**DIRECTION:**
Output each entry exactly; skip nothing.

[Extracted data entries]
========================================================================
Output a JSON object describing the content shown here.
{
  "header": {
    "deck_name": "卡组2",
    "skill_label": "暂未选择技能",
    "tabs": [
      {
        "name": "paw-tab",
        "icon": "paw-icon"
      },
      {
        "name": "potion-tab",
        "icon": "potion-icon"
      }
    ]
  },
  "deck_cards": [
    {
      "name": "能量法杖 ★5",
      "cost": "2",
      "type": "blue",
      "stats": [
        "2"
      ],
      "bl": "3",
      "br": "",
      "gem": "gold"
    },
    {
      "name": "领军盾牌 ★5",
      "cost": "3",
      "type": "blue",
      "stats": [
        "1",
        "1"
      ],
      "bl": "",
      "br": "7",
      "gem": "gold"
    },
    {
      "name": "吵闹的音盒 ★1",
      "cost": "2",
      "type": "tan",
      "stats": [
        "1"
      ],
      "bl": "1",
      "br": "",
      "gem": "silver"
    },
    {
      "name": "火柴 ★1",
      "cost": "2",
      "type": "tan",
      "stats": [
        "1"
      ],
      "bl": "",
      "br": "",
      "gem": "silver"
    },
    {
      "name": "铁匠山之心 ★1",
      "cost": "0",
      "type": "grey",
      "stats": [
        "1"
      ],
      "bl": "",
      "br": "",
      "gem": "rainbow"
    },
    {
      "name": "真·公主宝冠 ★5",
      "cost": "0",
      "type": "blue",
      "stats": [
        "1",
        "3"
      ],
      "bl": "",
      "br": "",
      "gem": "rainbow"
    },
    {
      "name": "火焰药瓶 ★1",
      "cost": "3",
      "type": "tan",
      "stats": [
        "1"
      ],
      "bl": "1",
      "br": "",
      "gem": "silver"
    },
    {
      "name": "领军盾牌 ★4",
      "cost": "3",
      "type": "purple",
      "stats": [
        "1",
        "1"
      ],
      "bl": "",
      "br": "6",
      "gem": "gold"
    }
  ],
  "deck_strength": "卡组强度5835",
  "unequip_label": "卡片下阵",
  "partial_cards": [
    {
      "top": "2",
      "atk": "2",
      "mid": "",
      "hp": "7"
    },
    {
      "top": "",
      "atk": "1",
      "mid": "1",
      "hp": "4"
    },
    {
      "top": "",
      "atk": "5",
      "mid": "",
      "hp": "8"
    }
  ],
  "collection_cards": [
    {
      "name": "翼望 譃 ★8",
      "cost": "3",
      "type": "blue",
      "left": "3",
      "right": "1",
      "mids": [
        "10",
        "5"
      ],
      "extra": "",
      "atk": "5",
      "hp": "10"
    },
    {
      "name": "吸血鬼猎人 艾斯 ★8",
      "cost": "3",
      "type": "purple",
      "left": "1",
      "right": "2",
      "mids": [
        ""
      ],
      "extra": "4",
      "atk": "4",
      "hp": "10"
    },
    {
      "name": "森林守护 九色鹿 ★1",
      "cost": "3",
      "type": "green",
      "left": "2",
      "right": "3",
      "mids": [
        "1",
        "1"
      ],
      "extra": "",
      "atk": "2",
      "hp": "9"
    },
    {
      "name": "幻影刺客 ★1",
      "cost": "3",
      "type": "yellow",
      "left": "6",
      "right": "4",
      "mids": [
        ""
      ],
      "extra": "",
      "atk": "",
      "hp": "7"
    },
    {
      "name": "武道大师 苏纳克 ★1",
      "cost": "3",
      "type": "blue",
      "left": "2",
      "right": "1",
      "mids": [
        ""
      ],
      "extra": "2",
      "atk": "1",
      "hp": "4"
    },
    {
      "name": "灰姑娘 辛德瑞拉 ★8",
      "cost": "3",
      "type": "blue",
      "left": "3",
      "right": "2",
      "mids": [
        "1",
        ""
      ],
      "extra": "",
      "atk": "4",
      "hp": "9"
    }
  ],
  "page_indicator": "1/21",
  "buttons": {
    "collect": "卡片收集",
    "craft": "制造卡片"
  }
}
========================================================================
**OUTPUT OF THE TASK:**
Output a JSON object describing the content shown here.
{
  "header": {
    "deck_name": "卡组2",
    "skill_label": "暂未选择技能",
    "tabs": [
      {
        "name": "paw-tab",
        "icon": "paw-icon"
      },
      {
        "name": "potion-tab",
        "icon": "potion-icon"
      }
    ]
  },
  "deck_cards": [
    {
      "name": "能量法杖 ★5",
      "cost": "2",
      "type": "blue",
      "stats": [
        "2"
      ],
      "bl": "3",
      "br": "",
      "gem": "gold"
    },
    {
      "name": "领军盾牌 ★5",
      "cost": "3",
      "type": "blue",
      "stats": [
        "1",
        "1"
      ],
      "bl": "",
      "br": "7",
      "gem": "gold"
    },
    {
      "name": "吵闹的音盒 ★1",
      "cost": "2",
      "type": "tan",
      "stats": [
        "1"
      ],
      "bl": "1",
      "br": "",
      "gem": "silver"
    },
    {
      "name": "火柴 ★1",
      "cost": "2",
      "type": "tan",
      "stats": [
        "1"
      ],
      "bl": "",
      "br": "",
      "gem": "silver"
    },
    {
      "name": "铁匠山之心 ★1",
      "cost": "0",
      "type": "grey",
      "stats": [
        "1"
      ],
      "bl": "",
      "br": "",
      "gem": "rainbow"
    },
    {
      "name": "真·公主宝冠 ★5",
      "cost": "0",
      "type": "blue",
      "stats": [
        "1",
        "3"
      ],
      "bl": "",
      "br": "",
      "gem": "rainbow"
    },
    {
      "name": "火焰药瓶 ★1",
      "cost": "3",
      "type": "tan",
      "stats": [
        "1"
      ],
      "bl": "1",
      "br": "",
      "gem": "silver"
    },
    {
      "name": "领军盾牌 ★4",
      "cost": "3",
      "type": "purple",
      "stats": [
        "1",
        "1"
      ],
      "bl": "",
      "br": "6",
      "gem": "gold"
    }
  ],
  "deck_strength": "卡组强度5835",
  "unequip_label": "卡片下阵",
  "partial_cards": [
    {
      "top": "2",
      "atk": "2",
      "mid": "",
      "hp": "7"
    },
    {
      "top": "",
      "atk": "1",
      "mid": "1",
      "hp": "4"
    },
    {
      "top": "",
      "atk": "5",
      "mid": "",
      "hp": "8"
    }
  ],
  "collection_cards": [
    {
      "name": "翼望 譃 ★8",
      "cost": "3",
      "type": "blue",
      "left": "3",
      "right": "1",
      "mids": [
        "10",
        "5"
      ],
      "extra": "",
      "atk": "5",
      "hp": "10"
    },
    {
      "name": "吸血鬼猎人 艾斯 ★8",
      "cost": "3",
      "type": "purple",
      "left": "1",
      "right": "2",
      "mids": [
        ""
      ],
      "extra": "4",
      "atk": "4",
      "hp": "10"
    },
    {
      "name": "森林守护 九色鹿 ★1",
      "cost": "3",
      "type": "green",
      "left": "2",
      "right": "3",
      "mids": [
        "1",
        "1"
      ],
      "extra": "",
      "atk": "2",
      "hp": "9"
    },
    {
      "name": "幻影刺客 ★1",
      "cost": "3",
      "type": "yellow",
      "left": "6",
      "right": "4",
      "mids": [
        ""
      ],
      "extra": "",
      "atk": "",
      "hp": "7"
    },
    {
      "name": "武道大师 苏纳克 ★1",
      "cost": "3",
      "type": "blue",
      "left": "2",
      "right": "1",
      "mids": [
        ""
      ],
      "extra": "2",
      "atk": "1",
      "hp": "4"
    },
    {
      "name": "灰姑娘 辛德瑞拉 ★8",
      "cost": "3",
      "type": "blue",
      "left": "3",
      "right": "2",
      "mids": [
        "1",
        ""
      ],
      "extra": "",
      "atk": "4",
      "hp": "9"
    }
  ],
  "page_indicator": "1/21",
  "buttons": {
    "collect": "卡片收集",
    "craft": "制造卡片"
  }
}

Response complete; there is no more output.